SET EXERCISE: Report each line of the data that has "下列说法正确的是" somewhere in it.

PROVIDED MATERIAL:
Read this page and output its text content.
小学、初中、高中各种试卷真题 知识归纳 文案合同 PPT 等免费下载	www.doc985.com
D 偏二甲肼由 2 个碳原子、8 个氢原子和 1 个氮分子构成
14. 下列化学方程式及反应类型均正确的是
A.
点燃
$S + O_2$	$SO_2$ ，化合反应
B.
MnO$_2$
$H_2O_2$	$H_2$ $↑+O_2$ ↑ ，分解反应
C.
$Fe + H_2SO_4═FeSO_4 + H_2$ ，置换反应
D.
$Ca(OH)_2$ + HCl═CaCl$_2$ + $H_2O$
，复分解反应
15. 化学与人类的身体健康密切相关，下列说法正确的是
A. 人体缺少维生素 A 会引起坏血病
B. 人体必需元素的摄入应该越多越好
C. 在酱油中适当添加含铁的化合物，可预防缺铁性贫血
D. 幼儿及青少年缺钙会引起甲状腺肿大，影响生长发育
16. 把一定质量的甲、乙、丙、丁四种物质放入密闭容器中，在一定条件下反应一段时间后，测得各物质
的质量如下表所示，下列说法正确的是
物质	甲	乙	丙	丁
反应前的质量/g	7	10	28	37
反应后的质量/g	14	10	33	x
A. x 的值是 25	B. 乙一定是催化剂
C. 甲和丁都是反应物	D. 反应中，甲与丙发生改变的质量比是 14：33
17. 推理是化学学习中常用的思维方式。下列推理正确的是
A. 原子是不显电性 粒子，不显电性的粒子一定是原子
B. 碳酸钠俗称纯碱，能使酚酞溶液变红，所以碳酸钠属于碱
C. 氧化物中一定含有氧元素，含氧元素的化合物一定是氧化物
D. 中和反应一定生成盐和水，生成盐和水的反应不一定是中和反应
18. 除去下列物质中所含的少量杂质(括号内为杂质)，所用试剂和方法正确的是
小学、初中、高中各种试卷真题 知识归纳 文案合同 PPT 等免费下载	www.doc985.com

EXPECTED ANSWER:
15. 化学与人类的身体健康密切相关，下列说法正确的是
的质量如下表所示，下列说法正确的是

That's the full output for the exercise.